[INPUT RECORDS]
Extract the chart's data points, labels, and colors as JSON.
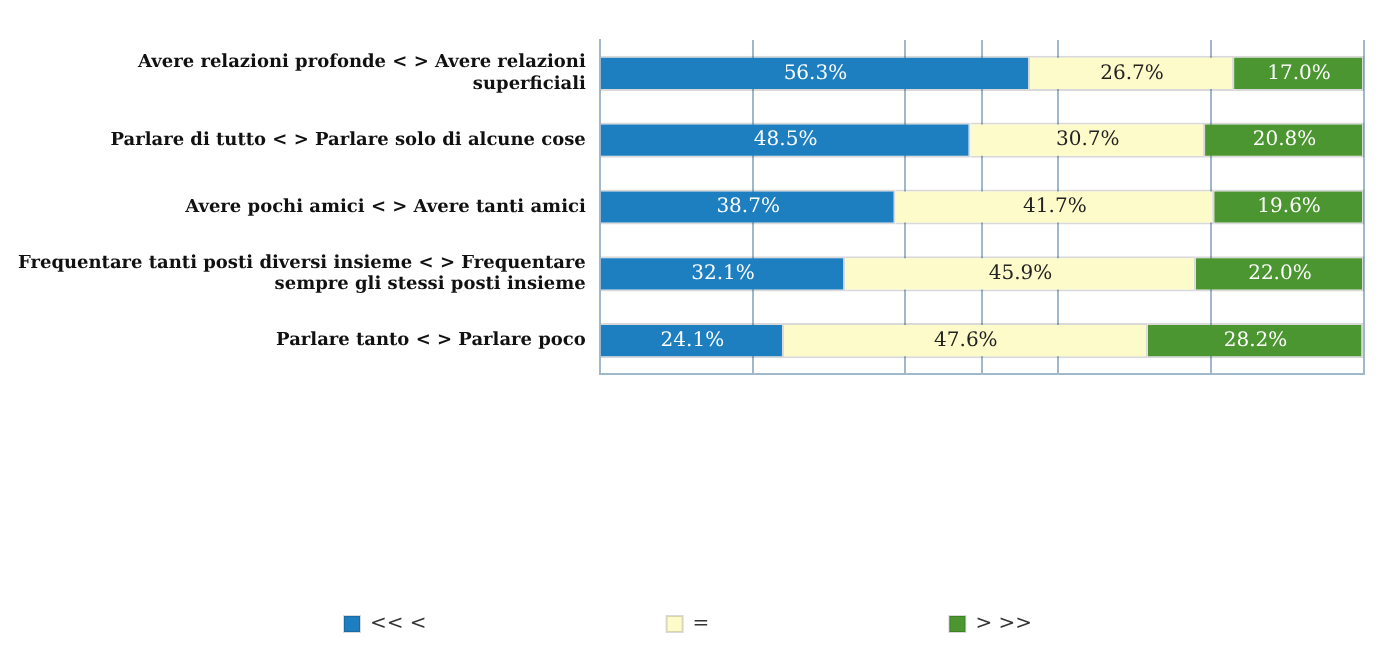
{
  "chart_data": {
    "type": "bar",
    "orientation": "horizontal",
    "stacked": true,
    "categories": [
      "Avere relazioni profonde < > Avere relazioni superficiali",
      "Parlare di tutto < > Parlare solo di alcune cose",
      "Avere pochi amici < > Avere tanti amici",
      "Frequentare tanti posti diversi insieme < > Frequentare sempre gli stessi posti insieme",
      "Parlare tanto < > Parlare poco"
    ],
    "series": [
      {
        "name": "<< <",
        "color": "#1d7fc0",
        "values": [
          56.3,
          48.5,
          38.7,
          32.1,
          24.1
        ],
        "value_labels": [
          "56.3%",
          "48.5%",
          "38.7%",
          "32.1%",
          "24.1%"
        ]
      },
      {
        "name": "=",
        "color": "#fdfbc9",
        "values": [
          26.7,
          30.7,
          41.7,
          45.9,
          47.6
        ],
        "value_labels": [
          "26.7%",
          "30.7%",
          "41.7%",
          "45.9%",
          "47.6%"
        ]
      },
      {
        "name": "> >>",
        "color": "#4b9630",
        "values": [
          17.0,
          20.8,
          19.6,
          22.0,
          28.2
        ],
        "value_labels": [
          "17.0%",
          "20.8%",
          "19.6%",
          "22.0%",
          "28.2%"
        ]
      }
    ],
    "xlim": [
      0,
      100
    ],
    "xticks": [
      {
        "value": 0,
        "label": null
      },
      {
        "value": 20,
        "label": null
      },
      {
        "value": 40,
        "label": null
      },
      {
        "value": 50,
        "label": null
      },
      {
        "value": 60,
        "label": null
      },
      {
        "value": 80,
        "label": null
      },
      {
        "value": 100,
        "label": null
      }
    ],
    "tick_labels": "y",
    "grid": "x",
    "legend": "bottom"
  }
}
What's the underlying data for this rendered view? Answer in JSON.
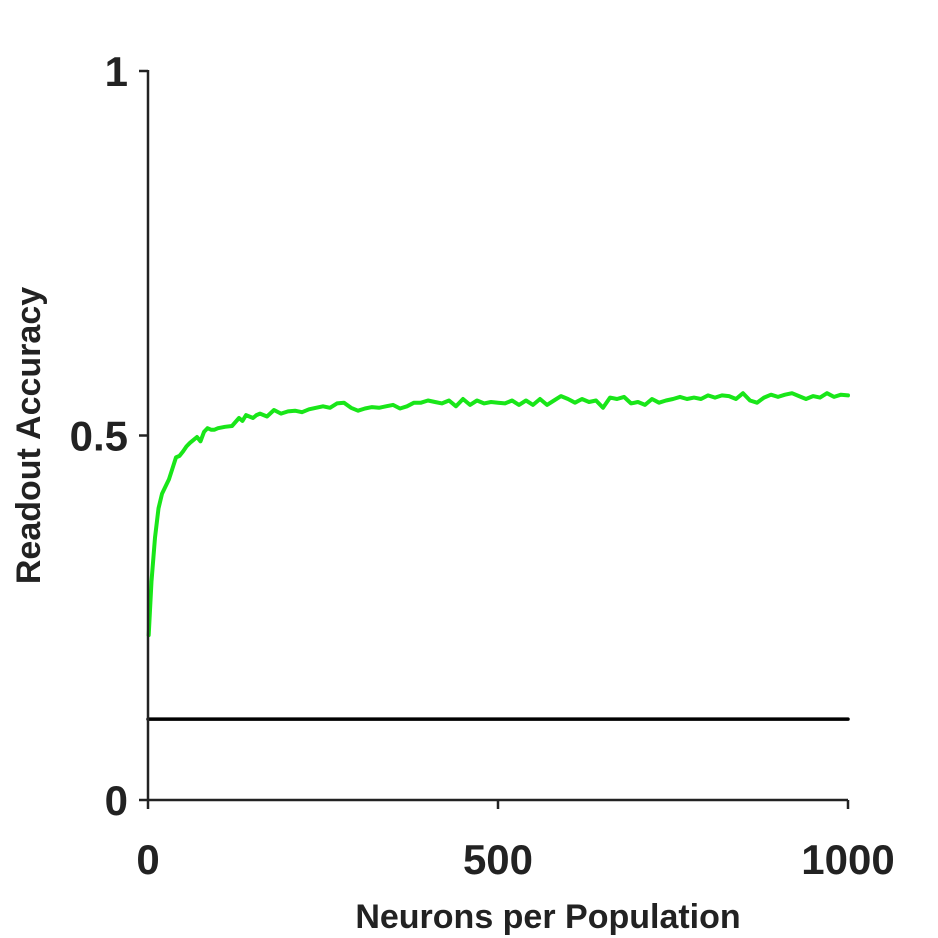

[REQUEST]
All of the records above must be copied exactly, except for the pictures.

[CORRECT RESPONSE]
Extract the chart's data points, labels, and colors as JSON.
{
  "chart_data": {
    "type": "bar",
    "orientation": "horizontal",
    "stacked": true,
    "categories": [
      "Avere relazioni profonde < > Avere relazioni superficiali",
      "Parlare di tutto < > Parlare solo di alcune cose",
      "Avere pochi amici < > Avere tanti amici",
      "Frequentare tanti posti diversi insieme < > Frequentare sempre gli stessi posti insieme",
      "Parlare tanto < > Parlare poco"
    ],
    "series": [
      {
        "name": "<< <",
        "color": "#1d7fc0",
        "values": [
          56.3,
          48.5,
          38.7,
          32.1,
          24.1
        ],
        "value_labels": [
          "56.3%",
          "48.5%",
          "38.7%",
          "32.1%",
          "24.1%"
        ]
      },
      {
        "name": "=",
        "color": "#fdfbc9",
        "values": [
          26.7,
          30.7,
          41.7,
          45.9,
          47.6
        ],
        "value_labels": [
          "26.7%",
          "30.7%",
          "41.7%",
          "45.9%",
          "47.6%"
        ]
      },
      {
        "name": "> >>",
        "color": "#4b9630",
        "values": [
          17.0,
          20.8,
          19.6,
          22.0,
          28.2
        ],
        "value_labels": [
          "17.0%",
          "20.8%",
          "19.6%",
          "22.0%",
          "28.2%"
        ]
      }
    ],
    "xlim": [
      0,
      100
    ],
    "xticks": [
      {
        "value": 0,
        "label": null
      },
      {
        "value": 20,
        "label": null
      },
      {
        "value": 40,
        "label": null
      },
      {
        "value": 50,
        "label": null
      },
      {
        "value": 60,
        "label": null
      },
      {
        "value": 80,
        "label": null
      },
      {
        "value": 100,
        "label": null
      }
    ],
    "tick_labels": "y",
    "grid": "x",
    "legend": "bottom"
  }
}
What's the underlying data for this rendered view? Answer in JSON.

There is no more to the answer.